» Dataset:

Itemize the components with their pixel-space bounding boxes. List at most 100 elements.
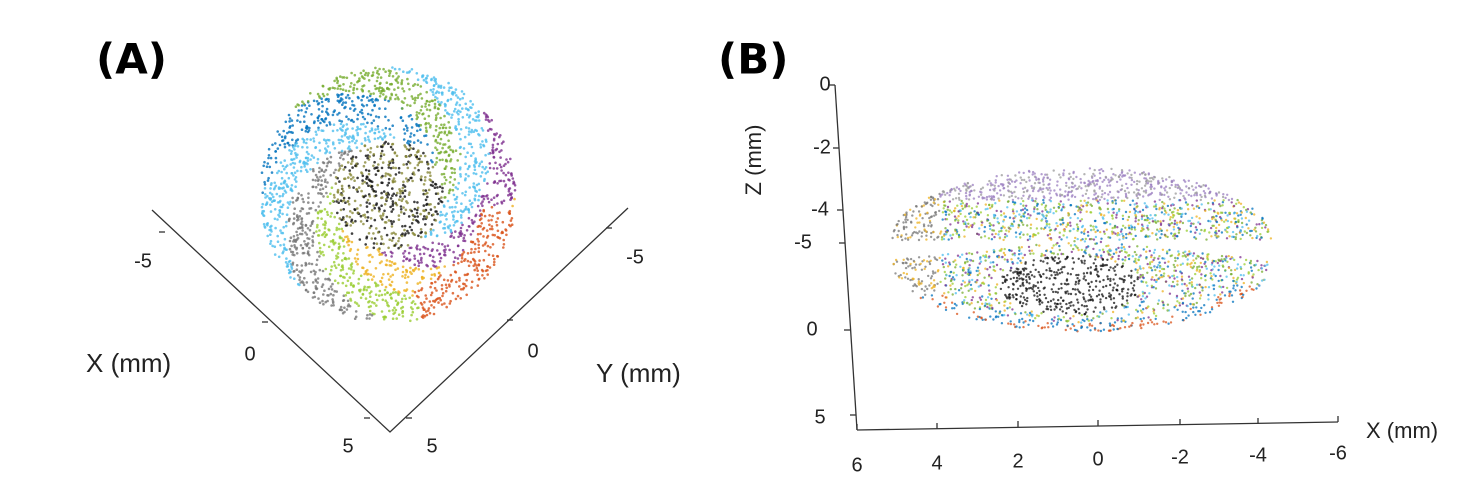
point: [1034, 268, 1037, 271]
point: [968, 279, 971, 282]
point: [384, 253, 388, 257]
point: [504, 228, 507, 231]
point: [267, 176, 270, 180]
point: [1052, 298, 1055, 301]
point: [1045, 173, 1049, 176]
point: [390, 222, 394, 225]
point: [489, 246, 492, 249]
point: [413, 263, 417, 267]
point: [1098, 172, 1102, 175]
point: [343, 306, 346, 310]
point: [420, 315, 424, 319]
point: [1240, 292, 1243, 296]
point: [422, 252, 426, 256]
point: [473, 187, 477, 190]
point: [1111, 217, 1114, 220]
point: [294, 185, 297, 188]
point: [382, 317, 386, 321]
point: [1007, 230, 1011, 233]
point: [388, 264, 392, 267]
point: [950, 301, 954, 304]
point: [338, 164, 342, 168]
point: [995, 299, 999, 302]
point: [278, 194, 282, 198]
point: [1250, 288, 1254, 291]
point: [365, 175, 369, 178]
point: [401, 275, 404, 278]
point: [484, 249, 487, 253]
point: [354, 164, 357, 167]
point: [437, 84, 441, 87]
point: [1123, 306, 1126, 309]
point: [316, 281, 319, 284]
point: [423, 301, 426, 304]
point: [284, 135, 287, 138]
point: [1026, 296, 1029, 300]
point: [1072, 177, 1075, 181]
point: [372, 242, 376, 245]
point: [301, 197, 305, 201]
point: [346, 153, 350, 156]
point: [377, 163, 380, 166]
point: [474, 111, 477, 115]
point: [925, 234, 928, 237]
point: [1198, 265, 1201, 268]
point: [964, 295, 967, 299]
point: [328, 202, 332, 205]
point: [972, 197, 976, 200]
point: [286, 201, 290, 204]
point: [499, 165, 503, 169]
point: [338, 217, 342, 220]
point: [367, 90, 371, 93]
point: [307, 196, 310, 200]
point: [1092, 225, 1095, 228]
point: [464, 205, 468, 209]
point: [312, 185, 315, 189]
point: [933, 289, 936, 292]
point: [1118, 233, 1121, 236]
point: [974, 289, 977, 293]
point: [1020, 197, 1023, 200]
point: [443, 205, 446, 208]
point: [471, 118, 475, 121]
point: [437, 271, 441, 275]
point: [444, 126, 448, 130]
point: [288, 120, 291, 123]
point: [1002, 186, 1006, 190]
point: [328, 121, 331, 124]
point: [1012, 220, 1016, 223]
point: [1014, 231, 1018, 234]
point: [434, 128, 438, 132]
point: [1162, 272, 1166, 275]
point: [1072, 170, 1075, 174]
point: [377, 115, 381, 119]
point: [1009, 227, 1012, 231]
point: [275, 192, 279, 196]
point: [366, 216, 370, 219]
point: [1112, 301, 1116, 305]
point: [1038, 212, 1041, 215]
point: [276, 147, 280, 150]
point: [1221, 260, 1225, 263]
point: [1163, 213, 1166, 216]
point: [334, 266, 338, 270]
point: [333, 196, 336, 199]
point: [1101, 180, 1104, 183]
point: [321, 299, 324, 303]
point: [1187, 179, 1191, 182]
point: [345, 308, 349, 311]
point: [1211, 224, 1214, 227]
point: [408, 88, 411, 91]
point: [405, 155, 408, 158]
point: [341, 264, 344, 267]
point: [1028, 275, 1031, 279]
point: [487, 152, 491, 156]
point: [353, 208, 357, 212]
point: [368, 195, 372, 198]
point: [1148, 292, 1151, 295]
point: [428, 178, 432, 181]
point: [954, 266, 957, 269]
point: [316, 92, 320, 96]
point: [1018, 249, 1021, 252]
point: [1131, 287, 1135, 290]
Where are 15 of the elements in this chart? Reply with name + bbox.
* * *
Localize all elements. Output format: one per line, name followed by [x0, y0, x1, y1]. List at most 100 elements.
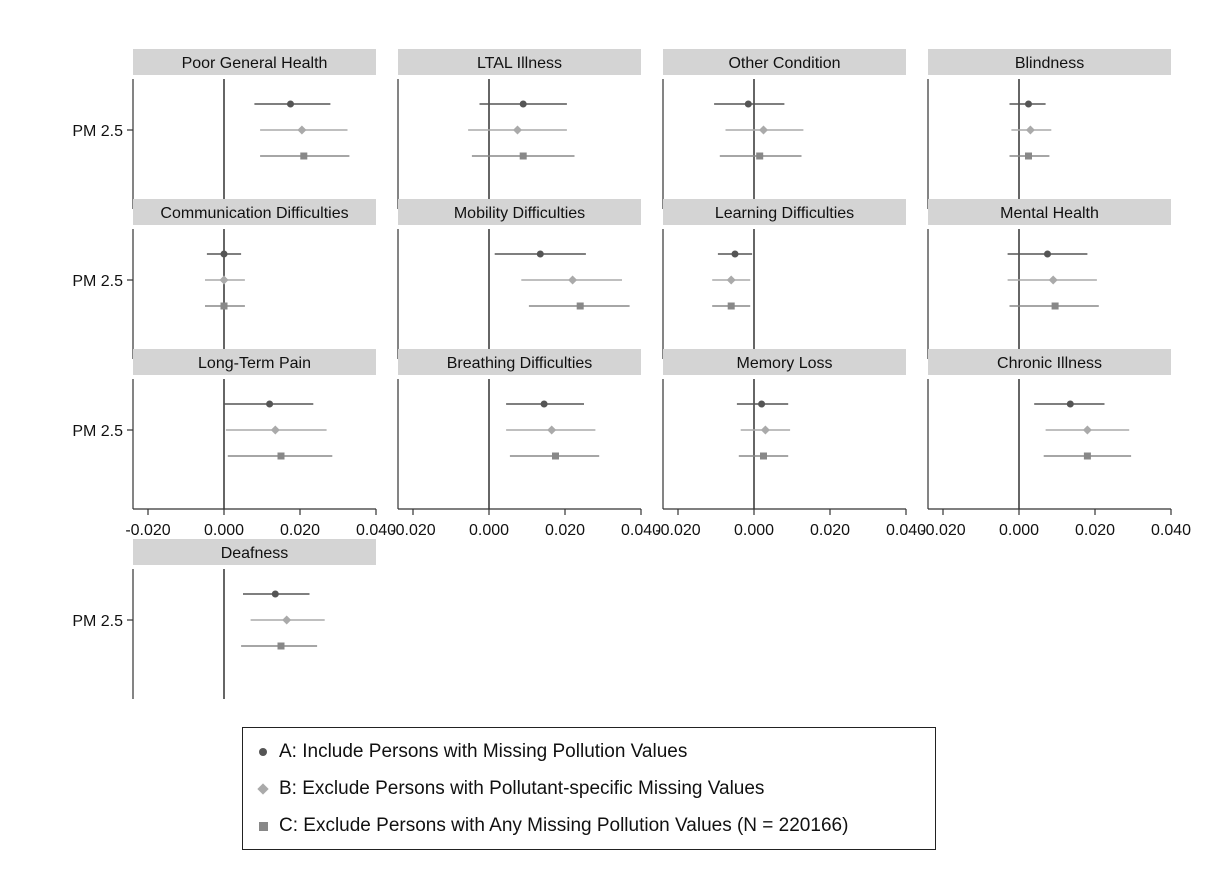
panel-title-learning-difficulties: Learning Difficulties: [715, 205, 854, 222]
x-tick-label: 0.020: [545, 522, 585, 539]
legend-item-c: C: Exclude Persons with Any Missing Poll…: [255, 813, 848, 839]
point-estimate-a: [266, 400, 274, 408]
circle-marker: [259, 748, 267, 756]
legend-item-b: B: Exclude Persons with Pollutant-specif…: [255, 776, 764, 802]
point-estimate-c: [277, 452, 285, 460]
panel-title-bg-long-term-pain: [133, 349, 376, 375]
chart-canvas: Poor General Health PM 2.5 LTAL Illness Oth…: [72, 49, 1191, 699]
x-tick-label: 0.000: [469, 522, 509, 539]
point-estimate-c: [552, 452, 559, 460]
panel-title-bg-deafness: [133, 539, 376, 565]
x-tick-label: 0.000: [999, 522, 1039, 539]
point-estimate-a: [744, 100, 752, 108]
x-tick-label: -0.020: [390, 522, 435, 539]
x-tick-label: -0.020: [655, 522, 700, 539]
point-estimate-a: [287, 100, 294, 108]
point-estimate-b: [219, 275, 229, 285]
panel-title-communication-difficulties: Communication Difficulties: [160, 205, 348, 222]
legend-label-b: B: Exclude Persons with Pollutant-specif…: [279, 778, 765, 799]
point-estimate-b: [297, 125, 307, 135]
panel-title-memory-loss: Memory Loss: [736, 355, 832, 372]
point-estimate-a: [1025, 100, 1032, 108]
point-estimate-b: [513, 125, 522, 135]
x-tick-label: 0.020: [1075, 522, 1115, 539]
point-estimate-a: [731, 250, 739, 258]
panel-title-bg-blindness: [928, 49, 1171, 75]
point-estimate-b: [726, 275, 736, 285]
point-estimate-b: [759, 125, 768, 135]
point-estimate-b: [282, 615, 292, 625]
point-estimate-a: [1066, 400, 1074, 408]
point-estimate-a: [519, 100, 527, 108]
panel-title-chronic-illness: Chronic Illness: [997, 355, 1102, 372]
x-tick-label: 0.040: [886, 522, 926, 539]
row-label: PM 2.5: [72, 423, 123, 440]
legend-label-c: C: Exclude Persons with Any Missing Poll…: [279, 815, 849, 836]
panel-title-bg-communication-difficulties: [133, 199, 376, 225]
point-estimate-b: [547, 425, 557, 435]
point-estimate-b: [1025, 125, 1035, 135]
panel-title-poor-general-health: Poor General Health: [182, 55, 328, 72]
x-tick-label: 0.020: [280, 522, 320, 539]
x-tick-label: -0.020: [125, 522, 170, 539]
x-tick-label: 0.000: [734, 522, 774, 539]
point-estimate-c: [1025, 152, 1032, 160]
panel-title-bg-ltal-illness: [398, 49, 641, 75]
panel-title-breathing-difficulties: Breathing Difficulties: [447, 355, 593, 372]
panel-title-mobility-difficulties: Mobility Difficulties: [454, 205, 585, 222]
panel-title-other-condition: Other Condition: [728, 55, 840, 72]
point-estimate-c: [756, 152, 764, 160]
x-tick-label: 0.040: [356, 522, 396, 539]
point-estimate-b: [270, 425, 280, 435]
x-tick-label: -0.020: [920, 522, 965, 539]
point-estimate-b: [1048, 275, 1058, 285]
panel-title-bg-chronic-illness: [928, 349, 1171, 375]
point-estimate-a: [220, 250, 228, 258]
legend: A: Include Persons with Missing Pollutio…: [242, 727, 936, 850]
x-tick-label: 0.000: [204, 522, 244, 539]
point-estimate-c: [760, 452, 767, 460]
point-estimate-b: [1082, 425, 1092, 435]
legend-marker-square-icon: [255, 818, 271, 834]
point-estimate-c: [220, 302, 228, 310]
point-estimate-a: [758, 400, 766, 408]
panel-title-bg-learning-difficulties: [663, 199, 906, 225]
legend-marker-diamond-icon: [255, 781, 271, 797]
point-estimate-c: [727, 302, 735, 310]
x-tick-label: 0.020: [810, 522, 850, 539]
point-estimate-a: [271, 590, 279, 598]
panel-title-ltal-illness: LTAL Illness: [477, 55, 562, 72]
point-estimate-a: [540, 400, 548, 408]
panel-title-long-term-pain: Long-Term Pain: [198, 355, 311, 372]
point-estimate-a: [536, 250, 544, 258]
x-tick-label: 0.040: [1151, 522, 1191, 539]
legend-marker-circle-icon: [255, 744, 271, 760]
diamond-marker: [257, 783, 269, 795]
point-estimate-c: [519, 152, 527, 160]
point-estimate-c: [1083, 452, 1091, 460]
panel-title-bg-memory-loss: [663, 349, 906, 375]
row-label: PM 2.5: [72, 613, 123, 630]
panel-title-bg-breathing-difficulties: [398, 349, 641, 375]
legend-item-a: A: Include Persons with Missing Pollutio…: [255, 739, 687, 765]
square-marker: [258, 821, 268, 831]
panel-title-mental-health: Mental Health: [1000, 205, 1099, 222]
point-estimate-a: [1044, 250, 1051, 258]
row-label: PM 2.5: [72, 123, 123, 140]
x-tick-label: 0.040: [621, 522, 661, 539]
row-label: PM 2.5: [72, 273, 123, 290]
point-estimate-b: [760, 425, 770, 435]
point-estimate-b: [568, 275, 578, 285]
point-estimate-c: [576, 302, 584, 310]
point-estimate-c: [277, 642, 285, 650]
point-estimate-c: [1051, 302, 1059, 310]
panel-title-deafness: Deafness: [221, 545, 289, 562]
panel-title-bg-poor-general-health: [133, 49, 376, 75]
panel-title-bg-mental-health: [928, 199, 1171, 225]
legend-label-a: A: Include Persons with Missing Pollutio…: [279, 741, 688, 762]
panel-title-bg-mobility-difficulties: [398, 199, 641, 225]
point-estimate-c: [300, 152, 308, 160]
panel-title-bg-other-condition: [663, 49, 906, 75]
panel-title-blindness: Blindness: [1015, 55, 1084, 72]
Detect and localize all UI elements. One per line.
--
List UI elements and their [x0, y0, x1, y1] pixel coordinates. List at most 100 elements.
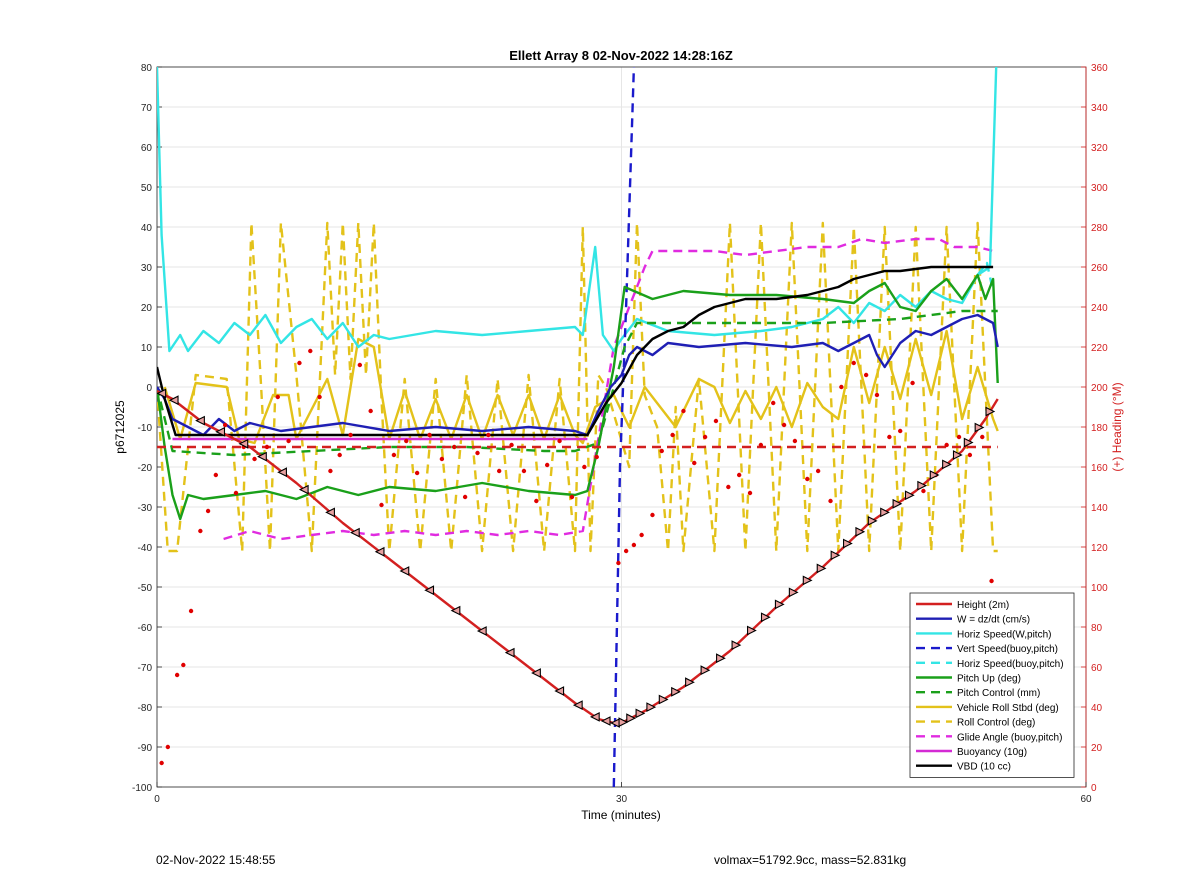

» What needs to be done: Starting at the line that contains "Itemize the components" and ending at the line that contains "point: [1045, 173, 1049, 176]", give these lines again with "point" changed to "dot" and nothing else altered. Leave the picture out of your answer.

» Answer to the task:
Itemize the components with their pixel-space bounding boxes. List at most 100 elements.
dot: [1034, 268, 1037, 271]
dot: [968, 279, 971, 282]
dot: [384, 253, 388, 257]
dot: [504, 228, 507, 231]
dot: [267, 176, 270, 180]
dot: [1052, 298, 1055, 301]
dot: [1045, 173, 1049, 176]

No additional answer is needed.